▶ [WHAT THE TASK ASKS]: Write out all entries word for word.

▶ [GIVEN ENTRIES]:
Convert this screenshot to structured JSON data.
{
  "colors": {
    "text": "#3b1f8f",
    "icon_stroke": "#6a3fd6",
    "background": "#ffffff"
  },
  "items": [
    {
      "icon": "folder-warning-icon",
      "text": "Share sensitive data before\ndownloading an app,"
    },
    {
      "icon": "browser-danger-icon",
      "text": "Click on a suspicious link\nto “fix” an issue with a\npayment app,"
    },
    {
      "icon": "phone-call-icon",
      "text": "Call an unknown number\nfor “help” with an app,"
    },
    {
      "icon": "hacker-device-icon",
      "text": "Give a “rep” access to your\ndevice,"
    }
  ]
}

▶ [CORRECT RESULT]:
Convert this screenshot to structured JSON data.
{
  "colors": {
    "text": "#3b1f8f",
    "icon_stroke": "#6a3fd6",
    "background": "#ffffff"
  },
  "items": [
    {
      "icon": "folder-warning-icon",
      "text": "Share sensitive data before\ndownloading an app,"
    },
    {
      "icon": "browser-danger-icon",
      "text": "Click on a suspicious link\nto “fix” an issue with a\npayment app,"
    },
    {
      "icon": "phone-call-icon",
      "text": "Call an unknown number\nfor “help” with an app,"
    },
    {
      "icon": "hacker-device-icon",
      "text": "Give a “rep” access to your\ndevice,"
    }
  ]
}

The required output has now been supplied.